◆ What is required
Carry none of the pictures over; set down the material below exactly.

▼

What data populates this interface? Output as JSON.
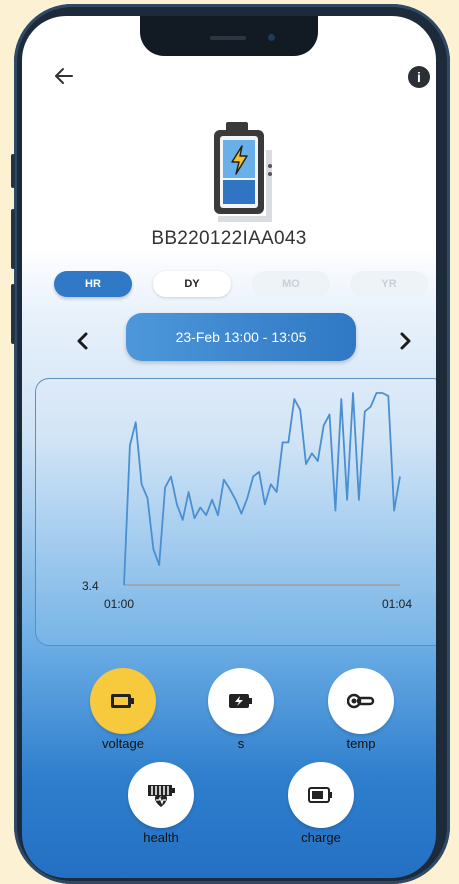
{
  "header": {
    "back_icon": "arrow-left-icon",
    "info_icon": "info-icon",
    "info_glyph": "i"
  },
  "device": {
    "id": "BB220122IAA043",
    "icon": "charging-battery-icon"
  },
  "range_tabs": [
    {
      "label": "HR",
      "active": true
    },
    {
      "label": "DY",
      "active": false
    },
    {
      "label": "MO",
      "active": false
    },
    {
      "label": "YR",
      "active": false
    }
  ],
  "date_nav": {
    "prev_icon": "chevron-left-icon",
    "next_icon": "chevron-right-icon",
    "label": "23-Feb 13:00 - 13:05"
  },
  "chart_data": {
    "type": "line",
    "x_ticks": [
      "01:00",
      "01:04"
    ],
    "y_ticks": [
      "3.4"
    ],
    "series": [
      {
        "values": [
          0.0,
          3.4,
          3.55,
          3.15,
          3.06,
          2.73,
          2.63,
          3.13,
          3.2,
          3.02,
          2.92,
          3.1,
          2.93,
          3.0,
          2.95,
          3.05,
          2.95,
          3.18,
          3.12,
          3.05,
          2.96,
          3.06,
          3.2,
          3.23,
          3.02,
          3.15,
          3.1,
          3.42,
          3.42,
          3.7,
          3.63,
          3.28,
          3.35,
          3.3,
          3.53,
          3.6,
          2.98,
          3.7,
          3.05,
          3.75,
          3.05,
          3.62,
          3.65,
          3.75,
          3.75,
          3.72,
          2.98,
          3.2
        ]
      }
    ],
    "color": "#4a8fd2"
  },
  "metrics": [
    {
      "label": "voltage",
      "icon": "battery-icon",
      "active": true
    },
    {
      "label": "s",
      "icon": "battery-charging-icon",
      "active": false
    },
    {
      "label": "temp",
      "icon": "thermometer-icon",
      "active": false
    },
    {
      "label": "health",
      "icon": "battery-health-icon",
      "active": false
    },
    {
      "label": "charge",
      "icon": "battery-charge-icon",
      "active": false
    }
  ]
}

▲

◆ Reply
What data populates this interface? Output as JSON.
{
  "header": {
    "back_icon": "arrow-left-icon",
    "info_icon": "info-icon",
    "info_glyph": "i"
  },
  "device": {
    "id": "BB220122IAA043",
    "icon": "charging-battery-icon"
  },
  "range_tabs": [
    {
      "label": "HR",
      "active": true
    },
    {
      "label": "DY",
      "active": false
    },
    {
      "label": "MO",
      "active": false
    },
    {
      "label": "YR",
      "active": false
    }
  ],
  "date_nav": {
    "prev_icon": "chevron-left-icon",
    "next_icon": "chevron-right-icon",
    "label": "23-Feb 13:00 - 13:05"
  },
  "chart_data": {
    "type": "line",
    "x_ticks": [
      "01:00",
      "01:04"
    ],
    "y_ticks": [
      "3.4"
    ],
    "series": [
      {
        "values": [
          0.0,
          3.4,
          3.55,
          3.15,
          3.06,
          2.73,
          2.63,
          3.13,
          3.2,
          3.02,
          2.92,
          3.1,
          2.93,
          3.0,
          2.95,
          3.05,
          2.95,
          3.18,
          3.12,
          3.05,
          2.96,
          3.06,
          3.2,
          3.23,
          3.02,
          3.15,
          3.1,
          3.42,
          3.42,
          3.7,
          3.63,
          3.28,
          3.35,
          3.3,
          3.53,
          3.6,
          2.98,
          3.7,
          3.05,
          3.75,
          3.05,
          3.62,
          3.65,
          3.75,
          3.75,
          3.72,
          2.98,
          3.2
        ]
      }
    ],
    "color": "#4a8fd2"
  },
  "metrics": [
    {
      "label": "voltage",
      "icon": "battery-icon",
      "active": true
    },
    {
      "label": "s",
      "icon": "battery-charging-icon",
      "active": false
    },
    {
      "label": "temp",
      "icon": "thermometer-icon",
      "active": false
    },
    {
      "label": "health",
      "icon": "battery-health-icon",
      "active": false
    },
    {
      "label": "charge",
      "icon": "battery-charge-icon",
      "active": false
    }
  ]
}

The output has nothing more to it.